Find every line in the records that holds the string "name". Copy each one.

Recorded data —

-------

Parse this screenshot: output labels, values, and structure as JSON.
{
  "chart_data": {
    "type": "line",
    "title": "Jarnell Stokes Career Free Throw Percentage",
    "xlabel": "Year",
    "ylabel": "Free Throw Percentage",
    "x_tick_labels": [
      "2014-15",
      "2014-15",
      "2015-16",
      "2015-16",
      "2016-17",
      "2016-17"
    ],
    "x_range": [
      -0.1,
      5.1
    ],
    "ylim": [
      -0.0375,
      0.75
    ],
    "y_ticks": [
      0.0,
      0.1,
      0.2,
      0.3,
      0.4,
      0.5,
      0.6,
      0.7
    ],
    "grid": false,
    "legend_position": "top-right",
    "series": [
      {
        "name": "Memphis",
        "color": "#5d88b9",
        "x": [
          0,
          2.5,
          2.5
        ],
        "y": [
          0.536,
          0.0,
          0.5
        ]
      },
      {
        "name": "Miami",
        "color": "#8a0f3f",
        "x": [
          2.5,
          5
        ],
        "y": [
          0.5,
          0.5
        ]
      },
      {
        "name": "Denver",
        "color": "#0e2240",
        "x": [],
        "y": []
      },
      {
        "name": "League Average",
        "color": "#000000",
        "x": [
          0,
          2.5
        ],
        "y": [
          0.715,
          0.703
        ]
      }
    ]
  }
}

-------

Solution to this problem —
        "name": "Memphis",
        "name": "Miami",
        "name": "Denver",
        "name": "League Average",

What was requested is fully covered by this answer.